Your task: All of the material below is to be repeated exactly.
● ● ● ● ●
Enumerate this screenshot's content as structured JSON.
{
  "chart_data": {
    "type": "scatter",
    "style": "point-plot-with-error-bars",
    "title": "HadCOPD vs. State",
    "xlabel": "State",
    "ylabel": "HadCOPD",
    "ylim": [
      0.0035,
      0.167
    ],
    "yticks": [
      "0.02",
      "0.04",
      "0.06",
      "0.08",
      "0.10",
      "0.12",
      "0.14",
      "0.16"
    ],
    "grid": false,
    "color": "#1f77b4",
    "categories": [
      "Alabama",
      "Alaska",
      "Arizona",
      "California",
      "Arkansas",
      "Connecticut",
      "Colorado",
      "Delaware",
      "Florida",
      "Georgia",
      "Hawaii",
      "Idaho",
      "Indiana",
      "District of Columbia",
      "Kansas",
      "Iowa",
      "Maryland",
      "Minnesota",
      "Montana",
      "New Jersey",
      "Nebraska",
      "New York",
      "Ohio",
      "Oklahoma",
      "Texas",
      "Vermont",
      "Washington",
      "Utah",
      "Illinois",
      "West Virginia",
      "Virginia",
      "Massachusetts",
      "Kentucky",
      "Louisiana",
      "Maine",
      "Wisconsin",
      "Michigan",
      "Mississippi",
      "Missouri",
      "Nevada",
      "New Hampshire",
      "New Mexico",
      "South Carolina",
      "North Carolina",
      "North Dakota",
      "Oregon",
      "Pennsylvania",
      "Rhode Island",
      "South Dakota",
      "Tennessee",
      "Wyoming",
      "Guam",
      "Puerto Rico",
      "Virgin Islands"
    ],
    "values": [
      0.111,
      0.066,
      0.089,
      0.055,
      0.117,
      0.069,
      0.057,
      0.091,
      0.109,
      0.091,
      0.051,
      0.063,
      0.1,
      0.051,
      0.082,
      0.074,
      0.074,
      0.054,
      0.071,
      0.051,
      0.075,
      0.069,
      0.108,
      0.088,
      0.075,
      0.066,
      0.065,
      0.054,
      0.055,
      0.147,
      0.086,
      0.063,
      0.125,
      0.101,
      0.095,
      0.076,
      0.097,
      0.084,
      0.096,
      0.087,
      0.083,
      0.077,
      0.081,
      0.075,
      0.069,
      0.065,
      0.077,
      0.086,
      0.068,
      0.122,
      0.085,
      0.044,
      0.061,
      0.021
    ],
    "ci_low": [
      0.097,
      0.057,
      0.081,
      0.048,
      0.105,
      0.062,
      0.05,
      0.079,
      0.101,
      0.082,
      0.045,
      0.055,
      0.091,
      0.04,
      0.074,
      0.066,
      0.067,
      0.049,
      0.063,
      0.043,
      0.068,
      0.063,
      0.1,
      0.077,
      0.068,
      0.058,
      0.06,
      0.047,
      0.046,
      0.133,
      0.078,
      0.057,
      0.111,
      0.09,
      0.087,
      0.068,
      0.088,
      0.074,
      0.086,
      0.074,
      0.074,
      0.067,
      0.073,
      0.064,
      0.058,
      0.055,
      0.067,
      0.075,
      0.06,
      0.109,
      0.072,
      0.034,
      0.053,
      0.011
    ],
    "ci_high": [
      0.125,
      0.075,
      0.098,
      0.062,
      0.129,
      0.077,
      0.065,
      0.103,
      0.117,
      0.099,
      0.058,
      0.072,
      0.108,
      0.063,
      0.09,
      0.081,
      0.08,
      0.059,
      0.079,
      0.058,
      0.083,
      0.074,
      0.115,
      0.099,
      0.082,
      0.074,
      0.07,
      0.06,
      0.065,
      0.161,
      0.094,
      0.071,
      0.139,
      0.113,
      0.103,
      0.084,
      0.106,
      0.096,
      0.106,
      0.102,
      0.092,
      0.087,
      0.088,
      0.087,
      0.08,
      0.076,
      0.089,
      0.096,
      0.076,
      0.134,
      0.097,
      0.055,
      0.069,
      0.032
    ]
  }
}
● ● ● ● ●
Full response:
Enumerate this screenshot's content as structured JSON.
{
  "chart_data": {
    "type": "scatter",
    "style": "point-plot-with-error-bars",
    "title": "HadCOPD vs. State",
    "xlabel": "State",
    "ylabel": "HadCOPD",
    "ylim": [
      0.0035,
      0.167
    ],
    "yticks": [
      "0.02",
      "0.04",
      "0.06",
      "0.08",
      "0.10",
      "0.12",
      "0.14",
      "0.16"
    ],
    "grid": false,
    "color": "#1f77b4",
    "categories": [
      "Alabama",
      "Alaska",
      "Arizona",
      "California",
      "Arkansas",
      "Connecticut",
      "Colorado",
      "Delaware",
      "Florida",
      "Georgia",
      "Hawaii",
      "Idaho",
      "Indiana",
      "District of Columbia",
      "Kansas",
      "Iowa",
      "Maryland",
      "Minnesota",
      "Montana",
      "New Jersey",
      "Nebraska",
      "New York",
      "Ohio",
      "Oklahoma",
      "Texas",
      "Vermont",
      "Washington",
      "Utah",
      "Illinois",
      "West Virginia",
      "Virginia",
      "Massachusetts",
      "Kentucky",
      "Louisiana",
      "Maine",
      "Wisconsin",
      "Michigan",
      "Mississippi",
      "Missouri",
      "Nevada",
      "New Hampshire",
      "New Mexico",
      "South Carolina",
      "North Carolina",
      "North Dakota",
      "Oregon",
      "Pennsylvania",
      "Rhode Island",
      "South Dakota",
      "Tennessee",
      "Wyoming",
      "Guam",
      "Puerto Rico",
      "Virgin Islands"
    ],
    "values": [
      0.111,
      0.066,
      0.089,
      0.055,
      0.117,
      0.069,
      0.057,
      0.091,
      0.109,
      0.091,
      0.051,
      0.063,
      0.1,
      0.051,
      0.082,
      0.074,
      0.074,
      0.054,
      0.071,
      0.051,
      0.075,
      0.069,
      0.108,
      0.088,
      0.075,
      0.066,
      0.065,
      0.054,
      0.055,
      0.147,
      0.086,
      0.063,
      0.125,
      0.101,
      0.095,
      0.076,
      0.097,
      0.084,
      0.096,
      0.087,
      0.083,
      0.077,
      0.081,
      0.075,
      0.069,
      0.065,
      0.077,
      0.086,
      0.068,
      0.122,
      0.085,
      0.044,
      0.061,
      0.021
    ],
    "ci_low": [
      0.097,
      0.057,
      0.081,
      0.048,
      0.105,
      0.062,
      0.05,
      0.079,
      0.101,
      0.082,
      0.045,
      0.055,
      0.091,
      0.04,
      0.074,
      0.066,
      0.067,
      0.049,
      0.063,
      0.043,
      0.068,
      0.063,
      0.1,
      0.077,
      0.068,
      0.058,
      0.06,
      0.047,
      0.046,
      0.133,
      0.078,
      0.057,
      0.111,
      0.09,
      0.087,
      0.068,
      0.088,
      0.074,
      0.086,
      0.074,
      0.074,
      0.067,
      0.073,
      0.064,
      0.058,
      0.055,
      0.067,
      0.075,
      0.06,
      0.109,
      0.072,
      0.034,
      0.053,
      0.011
    ],
    "ci_high": [
      0.125,
      0.075,
      0.098,
      0.062,
      0.129,
      0.077,
      0.065,
      0.103,
      0.117,
      0.099,
      0.058,
      0.072,
      0.108,
      0.063,
      0.09,
      0.081,
      0.08,
      0.059,
      0.079,
      0.058,
      0.083,
      0.074,
      0.115,
      0.099,
      0.082,
      0.074,
      0.07,
      0.06,
      0.065,
      0.161,
      0.094,
      0.071,
      0.139,
      0.113,
      0.103,
      0.084,
      0.106,
      0.096,
      0.106,
      0.102,
      0.092,
      0.087,
      0.088,
      0.087,
      0.08,
      0.076,
      0.089,
      0.096,
      0.076,
      0.134,
      0.097,
      0.055,
      0.069,
      0.032
    ]
  }
}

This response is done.